START TEXT SECTION

Materials and Methods

Chemicals and Apparatus

The reagents including Tryptic Soy Broth (TSB), Stuart transport medium, Mueller–Hinton agar (MHA), and Mueller–Hinton broth (MHB), blood, and MacConkey agar and Dimethyl Sulfoxide (DMSO) were purchased from Merck (Germany). Antibacterial disks and antibiotic powders were provided by Mast (Diagnostics, UK) and Sigma-Aldrich (St. Louis, MO, USA), respectively. The synthetic AgNO3 was also purchased from Sigma-Aldrich. All chemicals were of analytical reagent grade and used as received with no further purification.

Bacterial Isolates

The current study was conducted in Microbiology Section of the Central Laboratory of Iran University of Medical Sciences. A total of 50 clinical isolates of P. aeruginosa from blood, urine, trachea, sputum, and burn wounds were collected from a part of the routine laboratory procedure of hospitals in Tehran. It should be noted that the sputum specimens obtained from the patients were microscopically examined for the presence of salivary contamination. Briefly, sputum was incubated with an equal volume of sputolysin for 15 min at room temperature and plated onto chocolate agar. The deep oropharyngeal swab samples were collected and cultured on blood agar and MacConkey agar media. Wound swabs were added to Stuart transport medium, then immediately transported to the Department of Microbiology, Iran University of Medical Sciences, and inoculated onto TSB, blood, and MacConkey agar for 24 hr. All positive cultures were recognized by the related biochemical tests, including gram-negative bacilli, the ability to grow at 42°C, colony characteristics, motility and oxidase test, citrate utilization, OF-glucose, pigment production on Mueller–Hinton agar and non-fermenting in TSI agar.18 The reference strain used as positive control was P. aeruginosa ATCC 27,853. The isolates identified as P. aeruginosa were preserved at –80°C in TSB supplemented with 30% glycerol until further processing.

Antimicrobial Susceptibility Test and β-Lactamase Determination

Antibiotic susceptibility test was carried out using disc diffusion method according to the Clinical and Laboratory Standard Institute guideline (CLSI). Antibiotic disks used in the current study contained ceftazidime, chloramphenicol, cefotaxime, amikacin, co-trimoxazole, ceftriaxone, ciprofloxacin, meropenem, gentamicin, and tetracycline. P. aeruginosa isolates that were found resistant to IMI by disk diffusion test were re-checked in broth microdilution assay. The MIC for IMI was obtained in the range of 0.5 μg/mL to 256 μg/mL. P. aeruginosa ATCC 27,853 was used as control strain. Double disc synergy test was used for phenotypic ESBL-producing P. aeruginosa detection. In this test, antibiotics, including ceftazidime and cefotaxime, were used alone and adjacent to all two antibiotics combination with clavulanic acid.19

Antibiotic-Resistant Genes Genotyping

Detection of different genes involved in antibiotic resistance including VIM, IMP, OPR, SPM, SIM, GIM, NDM, SHV, TEM, VEB, PER, CTXM, OXA, intI, intII, intII and KPC were performed using standard PCR amplification. DNA was extracted using DNA extraction kit (GeNet Bio Company, Daejeon, Korea) according to the manufacturer’s instruction. PCR reaction was performed in a final volume of 25 µL using 3 µL DNA solution, 12.5 µL Qiagen HotStar Taq Polymerase Master Mix, 10 pmol primer and water. PCR cycling conditions were as follows: denaturation at 94°C for 5 min, followed by 30 amplification cycles at 94°C for 1 min and extension at 72°C for 40 s and a final extension at 72°C for 5 min.20 All primers used in the present study are listed in Table 1. Finally, PCR products were detected by electrophoresis on 1%-1.5% agarose gel stained with safe stain.

END TEXT SECTION

• _REQUIRED ACTIONS_
1. Please rewrite the paragraph of the methods section that begins "The reagents including Tryptic Soy Broth" as a short list, keeping its main facts.
2. Print the part of the methods section starting with "Chemicals and Apparatus" and going on through "no further purification.".
3. Answer these questions from the methods section:
(a) Which company provided the antibiotic powders?
(b) How many clinical isolates of P. aeruginosa were collected?
(c) What was the final volume of the PCR reaction?
The lines after this come from a different source.

START DATA SECTION

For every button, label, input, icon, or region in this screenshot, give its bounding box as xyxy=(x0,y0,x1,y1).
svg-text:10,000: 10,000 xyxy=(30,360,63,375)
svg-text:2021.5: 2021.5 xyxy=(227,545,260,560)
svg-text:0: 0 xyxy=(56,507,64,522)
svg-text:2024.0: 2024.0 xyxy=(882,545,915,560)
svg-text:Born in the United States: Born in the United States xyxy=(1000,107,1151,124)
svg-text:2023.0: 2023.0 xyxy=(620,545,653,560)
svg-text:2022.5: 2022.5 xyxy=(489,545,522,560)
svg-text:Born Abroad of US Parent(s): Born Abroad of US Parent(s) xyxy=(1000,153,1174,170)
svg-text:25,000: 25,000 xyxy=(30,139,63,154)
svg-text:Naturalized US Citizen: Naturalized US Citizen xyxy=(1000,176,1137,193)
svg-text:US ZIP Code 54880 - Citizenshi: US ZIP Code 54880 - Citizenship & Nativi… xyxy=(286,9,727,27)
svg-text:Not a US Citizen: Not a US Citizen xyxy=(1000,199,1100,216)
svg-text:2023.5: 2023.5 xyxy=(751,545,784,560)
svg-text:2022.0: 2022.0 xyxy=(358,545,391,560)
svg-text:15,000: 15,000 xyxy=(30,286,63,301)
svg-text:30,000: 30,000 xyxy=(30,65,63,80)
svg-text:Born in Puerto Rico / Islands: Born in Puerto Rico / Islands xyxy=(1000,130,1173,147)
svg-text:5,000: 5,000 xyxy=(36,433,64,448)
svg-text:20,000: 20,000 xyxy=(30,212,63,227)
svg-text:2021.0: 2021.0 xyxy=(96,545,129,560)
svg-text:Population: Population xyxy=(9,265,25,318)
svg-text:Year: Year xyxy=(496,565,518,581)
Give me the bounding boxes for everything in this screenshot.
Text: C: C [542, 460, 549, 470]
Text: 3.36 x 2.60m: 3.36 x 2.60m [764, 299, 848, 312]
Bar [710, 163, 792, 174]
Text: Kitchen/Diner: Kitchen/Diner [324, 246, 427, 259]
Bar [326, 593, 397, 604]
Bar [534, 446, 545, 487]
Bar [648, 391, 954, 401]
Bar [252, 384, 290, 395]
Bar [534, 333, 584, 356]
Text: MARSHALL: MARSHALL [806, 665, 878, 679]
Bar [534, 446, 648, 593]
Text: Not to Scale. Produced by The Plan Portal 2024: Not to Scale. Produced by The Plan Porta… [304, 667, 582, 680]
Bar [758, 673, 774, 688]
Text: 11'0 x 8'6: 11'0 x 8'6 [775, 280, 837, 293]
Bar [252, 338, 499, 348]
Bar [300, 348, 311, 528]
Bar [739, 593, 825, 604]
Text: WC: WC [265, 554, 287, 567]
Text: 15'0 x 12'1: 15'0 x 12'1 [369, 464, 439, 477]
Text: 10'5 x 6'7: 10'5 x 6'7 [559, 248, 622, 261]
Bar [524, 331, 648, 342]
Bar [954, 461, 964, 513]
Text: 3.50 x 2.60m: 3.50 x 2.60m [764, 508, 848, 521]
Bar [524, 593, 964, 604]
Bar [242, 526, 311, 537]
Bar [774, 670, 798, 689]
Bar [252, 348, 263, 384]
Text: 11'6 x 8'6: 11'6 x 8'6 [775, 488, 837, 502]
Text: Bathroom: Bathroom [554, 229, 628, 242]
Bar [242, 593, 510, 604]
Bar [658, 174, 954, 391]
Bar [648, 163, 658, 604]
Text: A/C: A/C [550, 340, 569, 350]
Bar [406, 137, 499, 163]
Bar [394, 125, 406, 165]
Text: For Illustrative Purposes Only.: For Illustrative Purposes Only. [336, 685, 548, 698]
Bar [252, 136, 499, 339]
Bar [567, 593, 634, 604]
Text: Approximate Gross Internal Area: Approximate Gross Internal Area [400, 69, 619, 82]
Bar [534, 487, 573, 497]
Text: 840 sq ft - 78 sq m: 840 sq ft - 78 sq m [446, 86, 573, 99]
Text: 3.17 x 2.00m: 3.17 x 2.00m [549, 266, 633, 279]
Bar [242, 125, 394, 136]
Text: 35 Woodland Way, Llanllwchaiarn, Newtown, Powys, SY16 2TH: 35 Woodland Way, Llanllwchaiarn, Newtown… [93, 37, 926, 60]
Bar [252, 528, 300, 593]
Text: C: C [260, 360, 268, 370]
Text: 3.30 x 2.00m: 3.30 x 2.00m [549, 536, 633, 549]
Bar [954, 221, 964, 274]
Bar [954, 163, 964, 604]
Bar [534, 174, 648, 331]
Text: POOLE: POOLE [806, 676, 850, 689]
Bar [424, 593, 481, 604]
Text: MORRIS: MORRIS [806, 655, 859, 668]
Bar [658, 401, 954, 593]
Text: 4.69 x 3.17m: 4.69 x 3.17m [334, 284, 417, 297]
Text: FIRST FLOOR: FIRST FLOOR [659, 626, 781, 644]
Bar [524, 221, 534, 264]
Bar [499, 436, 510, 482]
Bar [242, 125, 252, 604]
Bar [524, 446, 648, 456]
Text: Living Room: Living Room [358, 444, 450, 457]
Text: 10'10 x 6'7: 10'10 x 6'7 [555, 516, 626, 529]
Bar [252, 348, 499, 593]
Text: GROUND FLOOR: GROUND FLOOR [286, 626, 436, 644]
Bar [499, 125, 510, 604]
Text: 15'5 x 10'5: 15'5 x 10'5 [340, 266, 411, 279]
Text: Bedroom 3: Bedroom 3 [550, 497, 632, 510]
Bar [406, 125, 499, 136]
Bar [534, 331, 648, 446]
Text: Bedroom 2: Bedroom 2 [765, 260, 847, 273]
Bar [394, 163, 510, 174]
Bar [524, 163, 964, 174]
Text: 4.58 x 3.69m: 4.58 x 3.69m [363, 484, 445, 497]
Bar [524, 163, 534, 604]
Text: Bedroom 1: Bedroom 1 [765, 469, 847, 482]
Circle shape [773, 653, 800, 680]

END DATA SECTION

• _RESPONSES_
1.
- From Merck (Germany): Tryptic Soy Broth (TSB), Stuart transport medium, Mueller–Hinton agar (MHA), Mueller–Hinton broth (MHB), blood, MacConkey agar and Dimethyl Sulfoxide (DMSO)
- From Mast (Diagnostics, UK): antibacterial disks
- From Sigma-Aldrich (St. Louis, MO, USA): antibiotic powders and synthetic AgNO3
- All chemicals were of analytical reagent grade and used as received, with no further purification.

2.
Chemicals and Apparatus

The reagents including Tryptic Soy Broth (TSB), Stuart transport medium, Mueller–Hinton agar (MHA), and Mueller–Hinton broth (MHB), blood, and MacConkey agar and Dimethyl Sulfoxide (DMSO) were purchased from Merck (Germany). Antibacterial disks and antibiotic powders were provided by Mast (Diagnostics, UK) and Sigma-Aldrich (St. Louis, MO, USA), respectively. The synthetic AgNO3 was also purchased from Sigma-Aldrich. All chemicals were of analytical reagent grade and used as received with no further purification.

3.
(a) Sigma-Aldrich (St. Louis, MO, USA)
(b) 50
(c) 25 µL